SOURCE DOCUMENT ▸
>>
What some call "philosophical viewpoint" I call "essential complexity" :)
> But to answer your question, yes, your customer will probably have some notion of a transaction id. This is why everyone gives you invoice numbers or order numbers.
We are in agreement here: externally visible identifiers are needed for many reasons (mostly technical). The discussion is not about that though but about what information should be included in these identifiers.
> This is why everyone gives you invoice numbers or order numbers.
And there are good reasons why invoice or order numbers are not randomly generated strings but contain information about the invoices and orders they identify.
My claim is that externally visible identifiers should possess a few characteristics:
* should be based on the data they identify (not detached from it)
* should be easy to remember (and that means they should be as short as possible, they should be easy to construct by a human from the data itself - so they cannot be hashes of data)
* should be versioned (ie. they should contain information somehow identifying the actual algorithm used to construct them)
* should be easy to index by database engines (that is highly db implementation dependent unfortunately)
* can be meaningfully sortable (that is not strictly a requirement but nice to have)
Coming up with an identifier having these characteristics is not trivial but is going to pay off in the long run (ie. is essential complexity).
Much of this is not essential complexity, but accidental complexity.
* Based on the data they identify - This is a minefield of accidental complexity. Data changes and needs to be redacted for GDPR and other data laws. What do you do when someone demands you delete all personally identifiable data but you’ve burned it into invoice ids that you need to retain for other legal reasons? This is also begging for collisions and very much at odds with making IDs short.
* easy to remember - This is a nice to have. Short is convenient for sharing on the phone. Memorable didn’t matter much. I don’t remember any invoice number I’ve ever received.
* versioned - Versioning is only interesting because you’re trying to derive from real data. Again, accidental complexity.
(which means human readable and related to the actual information which makes them easier to remember)
These actually are the most important features.
Example: transaction references not related to the actual subject of the transaction (ie. what is being paid for) is enabler for MITM scam schemes.
> Short is convenient
Nah. Short is crucial for identifiers to be effective for computers to handle (memory and CPU efficiency). Otherwise we wouldn't need any identifiers and would just pass raw data around.
> * versioned - Versioning is only interesting because you’re trying to derive from real data.
Nah. Even UUID formats contain version information.
> * easy to index - Sure.
> * sortable - Nice to have at best.
These are directly related (and in the context of UUIDv4 vs UUIDv7 discussion sortable is not enough - we also want them to be "close" to each other when generating so that they can be indexed efficiently)
You keep saying that but you have provided virtually no evidence in support of this. This is why I called your claim philosophical. You are asserting this as fact and arguing from that standpoint rather than considering what is the best based on actual requirements and trade offs.
<<
YOUR TASKS ▸
• A. Summarize the discussion of identifiers in two sentences.
• B. Write out the stretch of the discussion of identifiers from "We are in agreement" through "in these identifiers." word for word.
The material after this point comes from a separate source.

Region boundary data
>>
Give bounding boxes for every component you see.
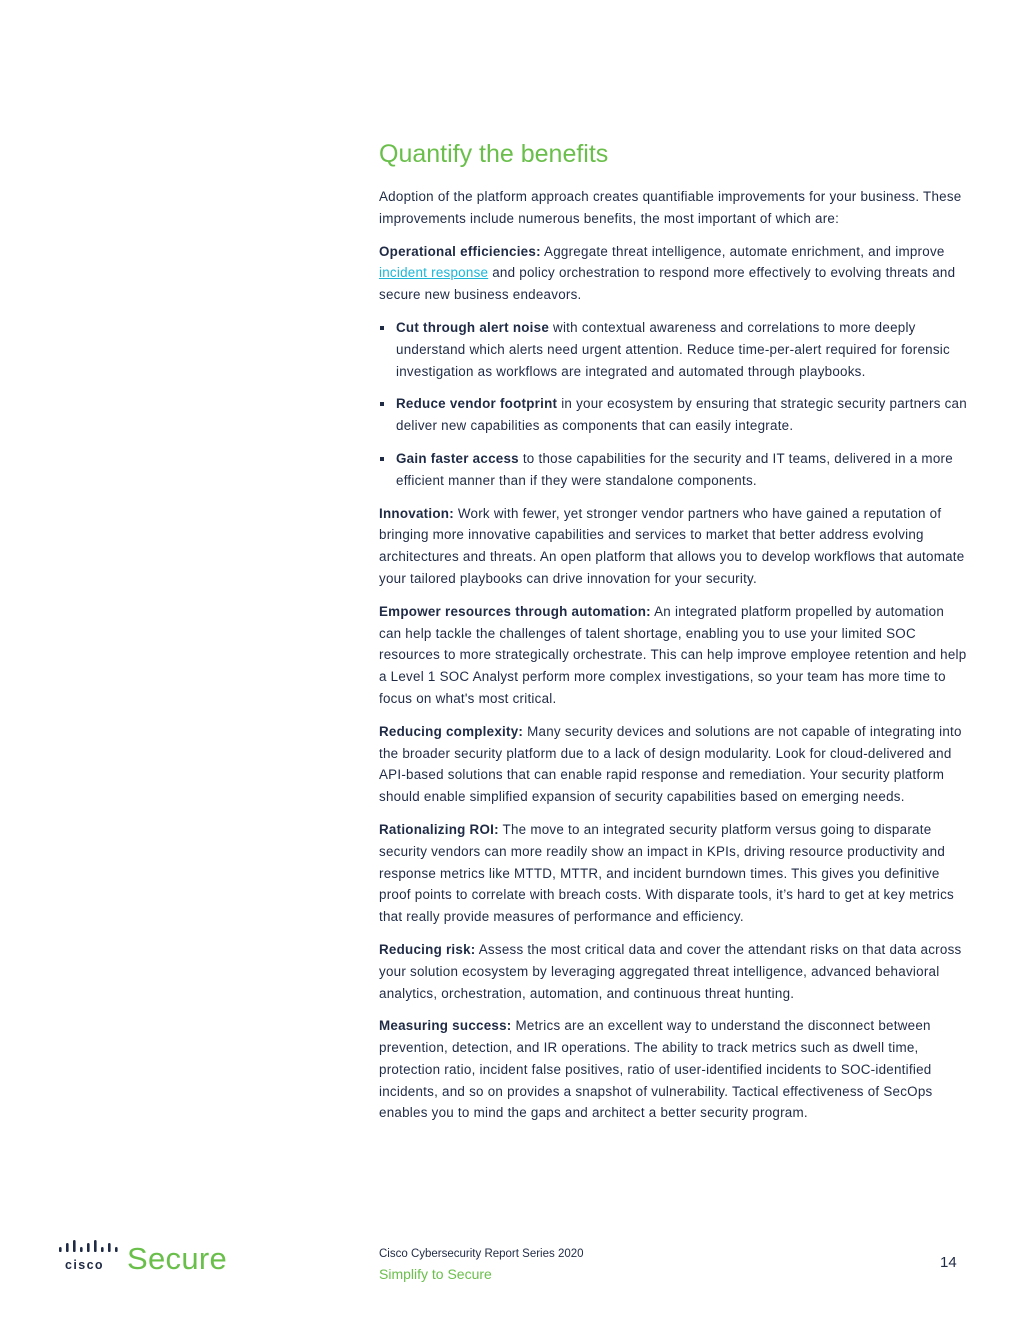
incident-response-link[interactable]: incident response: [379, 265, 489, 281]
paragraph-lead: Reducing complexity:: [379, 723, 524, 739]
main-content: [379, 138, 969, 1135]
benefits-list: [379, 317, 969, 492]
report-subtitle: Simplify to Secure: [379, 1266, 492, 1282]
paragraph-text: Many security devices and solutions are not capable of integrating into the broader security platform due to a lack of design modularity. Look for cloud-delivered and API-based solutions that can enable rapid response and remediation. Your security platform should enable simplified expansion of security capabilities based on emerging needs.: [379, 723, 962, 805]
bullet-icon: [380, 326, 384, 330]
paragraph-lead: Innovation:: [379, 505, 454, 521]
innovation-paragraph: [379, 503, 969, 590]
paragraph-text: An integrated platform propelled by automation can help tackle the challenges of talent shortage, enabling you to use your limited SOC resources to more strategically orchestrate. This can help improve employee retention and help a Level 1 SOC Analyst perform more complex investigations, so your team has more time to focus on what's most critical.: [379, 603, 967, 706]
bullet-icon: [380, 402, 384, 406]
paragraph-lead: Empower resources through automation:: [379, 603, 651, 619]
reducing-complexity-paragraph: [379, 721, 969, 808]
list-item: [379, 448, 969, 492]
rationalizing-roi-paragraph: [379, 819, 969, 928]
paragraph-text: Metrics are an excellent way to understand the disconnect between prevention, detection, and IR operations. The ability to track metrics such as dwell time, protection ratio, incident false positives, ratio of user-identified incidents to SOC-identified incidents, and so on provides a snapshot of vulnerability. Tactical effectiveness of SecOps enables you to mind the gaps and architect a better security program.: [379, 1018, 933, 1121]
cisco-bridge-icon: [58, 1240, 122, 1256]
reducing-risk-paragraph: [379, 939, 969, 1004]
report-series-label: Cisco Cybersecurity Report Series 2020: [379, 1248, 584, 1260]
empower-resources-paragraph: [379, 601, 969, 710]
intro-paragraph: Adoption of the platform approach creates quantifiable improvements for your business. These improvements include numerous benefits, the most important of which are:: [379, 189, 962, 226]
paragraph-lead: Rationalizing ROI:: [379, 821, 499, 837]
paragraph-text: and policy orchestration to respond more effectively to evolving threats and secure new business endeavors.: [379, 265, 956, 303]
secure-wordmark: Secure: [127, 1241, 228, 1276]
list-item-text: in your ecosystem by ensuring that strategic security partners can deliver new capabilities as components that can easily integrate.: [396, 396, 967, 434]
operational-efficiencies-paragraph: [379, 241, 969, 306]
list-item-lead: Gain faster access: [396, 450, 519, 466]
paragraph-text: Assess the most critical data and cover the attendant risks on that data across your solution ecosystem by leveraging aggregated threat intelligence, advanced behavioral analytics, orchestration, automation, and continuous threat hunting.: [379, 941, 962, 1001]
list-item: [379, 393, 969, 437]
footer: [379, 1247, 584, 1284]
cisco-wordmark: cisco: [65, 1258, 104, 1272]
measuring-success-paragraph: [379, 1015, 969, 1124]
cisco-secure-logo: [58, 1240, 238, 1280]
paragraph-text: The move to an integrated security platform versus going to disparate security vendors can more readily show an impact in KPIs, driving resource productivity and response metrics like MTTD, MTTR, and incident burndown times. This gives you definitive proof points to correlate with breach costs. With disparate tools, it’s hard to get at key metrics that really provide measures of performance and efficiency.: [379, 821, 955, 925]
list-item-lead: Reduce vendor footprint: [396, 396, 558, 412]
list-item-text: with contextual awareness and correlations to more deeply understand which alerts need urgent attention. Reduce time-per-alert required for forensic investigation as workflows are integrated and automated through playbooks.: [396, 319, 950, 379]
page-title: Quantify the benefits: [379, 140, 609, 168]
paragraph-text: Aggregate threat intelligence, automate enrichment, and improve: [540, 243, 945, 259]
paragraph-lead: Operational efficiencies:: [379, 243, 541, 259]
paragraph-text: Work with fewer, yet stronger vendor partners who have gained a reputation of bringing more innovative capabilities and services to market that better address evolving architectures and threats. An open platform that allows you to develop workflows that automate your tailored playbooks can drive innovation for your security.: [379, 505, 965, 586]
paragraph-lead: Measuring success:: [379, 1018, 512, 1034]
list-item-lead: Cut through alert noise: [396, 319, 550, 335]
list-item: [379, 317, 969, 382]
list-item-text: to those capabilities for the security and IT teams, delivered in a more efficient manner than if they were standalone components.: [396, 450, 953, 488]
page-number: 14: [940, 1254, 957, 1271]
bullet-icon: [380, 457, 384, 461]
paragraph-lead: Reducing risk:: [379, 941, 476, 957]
<<
ANSWERS IN ORDER ▸
• A. One participant argues that externally visible identifiers should be based on the data they identify, easy to remember, versioned, easy to index, and sortable, and calls the effort of building such identifiers essential complexity. The other replies that much of this is accidental complexity: identifiers built from data clash with laws requiring deletion of personal data and invite collisions, while memorability and sortability are only nice to have.

• B.
We are in agreement here: externally visible identifiers are needed for many reasons (mostly technical). The discussion is not about that though but about what information should be included in these identifiers.